§ INPUT

[Begin]

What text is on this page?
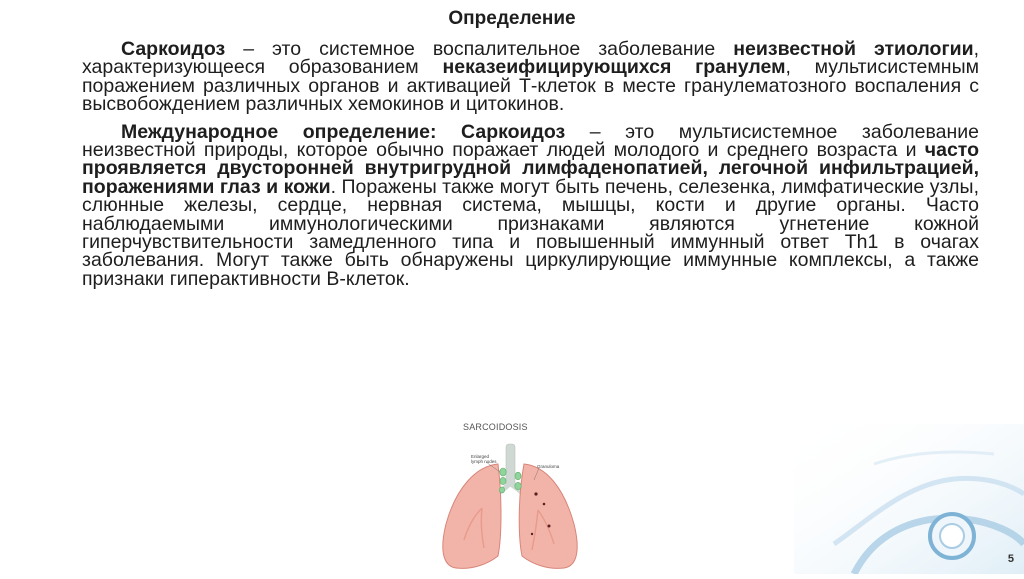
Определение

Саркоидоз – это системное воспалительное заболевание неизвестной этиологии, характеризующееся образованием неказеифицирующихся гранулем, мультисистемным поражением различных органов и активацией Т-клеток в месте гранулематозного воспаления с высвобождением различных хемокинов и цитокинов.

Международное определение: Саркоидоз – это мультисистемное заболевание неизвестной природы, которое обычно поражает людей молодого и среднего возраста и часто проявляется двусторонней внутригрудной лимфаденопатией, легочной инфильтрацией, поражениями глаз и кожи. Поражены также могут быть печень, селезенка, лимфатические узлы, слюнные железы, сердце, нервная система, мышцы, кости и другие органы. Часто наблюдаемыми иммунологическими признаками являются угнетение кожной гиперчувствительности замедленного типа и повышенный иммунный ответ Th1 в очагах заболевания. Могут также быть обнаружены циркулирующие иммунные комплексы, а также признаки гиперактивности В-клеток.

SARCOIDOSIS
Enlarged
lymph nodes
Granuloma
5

[End]

§ EXERCISE OBJECTIVE
Repeat each record exactly as shown above, dropping all images.

§ PROBLEM SOLUTION
What text is on this page?
Определение

Саркоидоз – это системное воспалительное заболевание неизвестной этиологии, характеризующееся образованием неказеифицирующихся гранулем, мультисистемным поражением различных органов и активацией Т-клеток в месте гранулематозного воспаления с высвобождением различных хемокинов и цитокинов.

Международное определение: Саркоидоз – это мультисистемное заболевание неизвестной природы, которое обычно поражает людей молодого и среднего возраста и часто проявляется двусторонней внутригрудной лимфаденопатией, легочной инфильтрацией, поражениями глаз и кожи. Поражены также могут быть печень, селезенка, лимфатические узлы, слюнные железы, сердце, нервная система, мышцы, кости и другие органы. Часто наблюдаемыми иммунологическими признаками являются угнетение кожной гиперчувствительности замедленного типа и повышенный иммунный ответ Th1 в очагах заболевания. Могут также быть обнаружены циркулирующие иммунные комплексы, а также признаки гиперактивности В-клеток.

SARCOIDOSIS
Enlarged
lymph nodes
Granuloma
5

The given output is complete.